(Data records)
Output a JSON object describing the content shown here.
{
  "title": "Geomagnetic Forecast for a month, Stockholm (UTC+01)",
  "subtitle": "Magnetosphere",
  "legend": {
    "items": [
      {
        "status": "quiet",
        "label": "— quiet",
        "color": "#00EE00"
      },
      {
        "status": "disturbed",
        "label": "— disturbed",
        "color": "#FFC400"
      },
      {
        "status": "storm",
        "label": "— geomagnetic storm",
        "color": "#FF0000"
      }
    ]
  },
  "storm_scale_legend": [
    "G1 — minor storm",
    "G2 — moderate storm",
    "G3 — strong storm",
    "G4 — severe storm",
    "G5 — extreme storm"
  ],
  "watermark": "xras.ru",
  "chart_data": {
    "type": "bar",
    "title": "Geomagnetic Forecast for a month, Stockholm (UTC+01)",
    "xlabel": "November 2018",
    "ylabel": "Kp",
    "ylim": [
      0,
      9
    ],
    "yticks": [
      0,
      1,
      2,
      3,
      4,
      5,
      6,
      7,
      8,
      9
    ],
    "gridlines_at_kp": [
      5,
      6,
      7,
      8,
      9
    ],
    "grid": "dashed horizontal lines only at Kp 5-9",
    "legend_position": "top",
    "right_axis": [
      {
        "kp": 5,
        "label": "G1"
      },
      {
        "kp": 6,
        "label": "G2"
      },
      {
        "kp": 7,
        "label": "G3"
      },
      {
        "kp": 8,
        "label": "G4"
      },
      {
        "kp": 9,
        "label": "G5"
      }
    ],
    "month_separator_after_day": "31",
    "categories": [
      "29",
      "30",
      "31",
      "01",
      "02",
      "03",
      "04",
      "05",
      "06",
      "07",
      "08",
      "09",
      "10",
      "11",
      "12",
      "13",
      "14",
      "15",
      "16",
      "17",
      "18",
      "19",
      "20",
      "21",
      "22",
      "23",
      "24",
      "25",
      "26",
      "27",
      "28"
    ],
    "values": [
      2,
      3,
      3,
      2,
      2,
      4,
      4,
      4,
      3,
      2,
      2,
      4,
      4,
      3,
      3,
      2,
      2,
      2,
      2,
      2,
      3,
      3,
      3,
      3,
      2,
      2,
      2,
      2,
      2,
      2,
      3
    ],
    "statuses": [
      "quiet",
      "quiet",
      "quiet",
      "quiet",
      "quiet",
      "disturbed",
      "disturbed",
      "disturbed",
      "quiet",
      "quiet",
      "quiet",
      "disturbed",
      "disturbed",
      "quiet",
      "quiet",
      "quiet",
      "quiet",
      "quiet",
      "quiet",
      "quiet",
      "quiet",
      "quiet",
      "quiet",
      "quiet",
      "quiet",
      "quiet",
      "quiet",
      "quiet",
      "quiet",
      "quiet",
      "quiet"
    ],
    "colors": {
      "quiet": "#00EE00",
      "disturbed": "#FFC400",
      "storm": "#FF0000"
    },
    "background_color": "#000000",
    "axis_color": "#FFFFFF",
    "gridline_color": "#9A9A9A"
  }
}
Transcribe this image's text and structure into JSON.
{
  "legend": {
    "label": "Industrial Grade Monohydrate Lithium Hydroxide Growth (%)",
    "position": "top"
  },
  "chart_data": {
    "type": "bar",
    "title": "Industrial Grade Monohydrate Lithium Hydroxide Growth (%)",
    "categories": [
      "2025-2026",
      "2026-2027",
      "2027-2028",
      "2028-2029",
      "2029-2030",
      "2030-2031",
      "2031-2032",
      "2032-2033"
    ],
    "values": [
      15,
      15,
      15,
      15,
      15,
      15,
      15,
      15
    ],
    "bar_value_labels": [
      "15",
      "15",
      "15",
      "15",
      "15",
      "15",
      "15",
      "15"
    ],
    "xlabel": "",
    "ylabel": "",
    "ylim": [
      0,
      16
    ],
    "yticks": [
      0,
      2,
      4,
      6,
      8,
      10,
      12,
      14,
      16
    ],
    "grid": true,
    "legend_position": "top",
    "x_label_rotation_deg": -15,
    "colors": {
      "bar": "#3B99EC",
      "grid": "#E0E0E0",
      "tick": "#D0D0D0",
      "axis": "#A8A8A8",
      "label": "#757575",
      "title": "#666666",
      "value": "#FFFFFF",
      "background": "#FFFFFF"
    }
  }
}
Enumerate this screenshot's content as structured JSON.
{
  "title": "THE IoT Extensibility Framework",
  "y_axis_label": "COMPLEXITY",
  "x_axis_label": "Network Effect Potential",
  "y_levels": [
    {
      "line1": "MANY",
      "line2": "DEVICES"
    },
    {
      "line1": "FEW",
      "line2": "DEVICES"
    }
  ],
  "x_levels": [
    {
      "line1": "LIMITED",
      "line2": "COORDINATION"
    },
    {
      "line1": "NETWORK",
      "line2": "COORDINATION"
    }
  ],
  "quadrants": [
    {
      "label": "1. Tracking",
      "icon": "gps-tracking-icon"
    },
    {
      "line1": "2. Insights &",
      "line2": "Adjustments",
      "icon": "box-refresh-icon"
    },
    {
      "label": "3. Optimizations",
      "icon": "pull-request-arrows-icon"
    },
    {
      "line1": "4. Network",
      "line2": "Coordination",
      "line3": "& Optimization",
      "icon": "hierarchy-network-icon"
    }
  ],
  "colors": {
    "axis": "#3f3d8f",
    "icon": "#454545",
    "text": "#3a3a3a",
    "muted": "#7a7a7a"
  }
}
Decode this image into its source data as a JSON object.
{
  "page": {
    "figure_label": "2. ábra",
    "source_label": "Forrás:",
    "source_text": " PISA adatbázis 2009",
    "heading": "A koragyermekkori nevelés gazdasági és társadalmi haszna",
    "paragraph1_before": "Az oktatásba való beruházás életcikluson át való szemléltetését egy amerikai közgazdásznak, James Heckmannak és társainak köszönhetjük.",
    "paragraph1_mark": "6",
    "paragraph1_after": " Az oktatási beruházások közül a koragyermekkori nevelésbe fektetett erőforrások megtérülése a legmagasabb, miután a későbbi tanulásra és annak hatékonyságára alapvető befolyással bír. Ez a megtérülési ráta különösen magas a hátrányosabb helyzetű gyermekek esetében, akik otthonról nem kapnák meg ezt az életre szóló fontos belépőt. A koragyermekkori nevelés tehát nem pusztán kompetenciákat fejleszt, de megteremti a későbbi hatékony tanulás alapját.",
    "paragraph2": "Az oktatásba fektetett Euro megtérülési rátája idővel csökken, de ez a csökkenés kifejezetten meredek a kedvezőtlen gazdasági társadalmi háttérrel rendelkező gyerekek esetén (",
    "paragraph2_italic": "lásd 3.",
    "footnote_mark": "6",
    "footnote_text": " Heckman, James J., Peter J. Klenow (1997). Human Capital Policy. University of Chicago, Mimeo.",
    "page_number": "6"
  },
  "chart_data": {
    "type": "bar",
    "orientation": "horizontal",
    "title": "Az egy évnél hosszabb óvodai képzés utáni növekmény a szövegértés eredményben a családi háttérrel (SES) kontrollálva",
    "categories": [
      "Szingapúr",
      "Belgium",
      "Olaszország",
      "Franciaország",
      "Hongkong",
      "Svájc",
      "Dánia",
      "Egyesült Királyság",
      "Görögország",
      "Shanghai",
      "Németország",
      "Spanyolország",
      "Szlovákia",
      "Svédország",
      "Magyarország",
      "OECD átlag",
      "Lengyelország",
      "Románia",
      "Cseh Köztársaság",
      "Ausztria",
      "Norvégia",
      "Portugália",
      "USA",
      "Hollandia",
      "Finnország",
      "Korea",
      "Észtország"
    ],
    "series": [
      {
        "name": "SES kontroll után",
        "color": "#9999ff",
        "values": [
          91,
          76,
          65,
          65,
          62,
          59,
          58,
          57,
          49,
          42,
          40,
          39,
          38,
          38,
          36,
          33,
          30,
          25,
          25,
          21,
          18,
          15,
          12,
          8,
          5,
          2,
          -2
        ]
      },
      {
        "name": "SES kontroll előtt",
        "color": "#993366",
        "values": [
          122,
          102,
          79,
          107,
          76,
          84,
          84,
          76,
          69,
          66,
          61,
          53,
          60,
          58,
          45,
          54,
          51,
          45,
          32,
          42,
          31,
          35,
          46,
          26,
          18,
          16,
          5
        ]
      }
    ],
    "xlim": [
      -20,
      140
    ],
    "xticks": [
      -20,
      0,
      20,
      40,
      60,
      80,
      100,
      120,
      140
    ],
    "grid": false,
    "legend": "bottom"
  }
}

**What to produce**
Determine how many lines in the records contain "Growth", and reply with the number only.

**Reply to the task**
2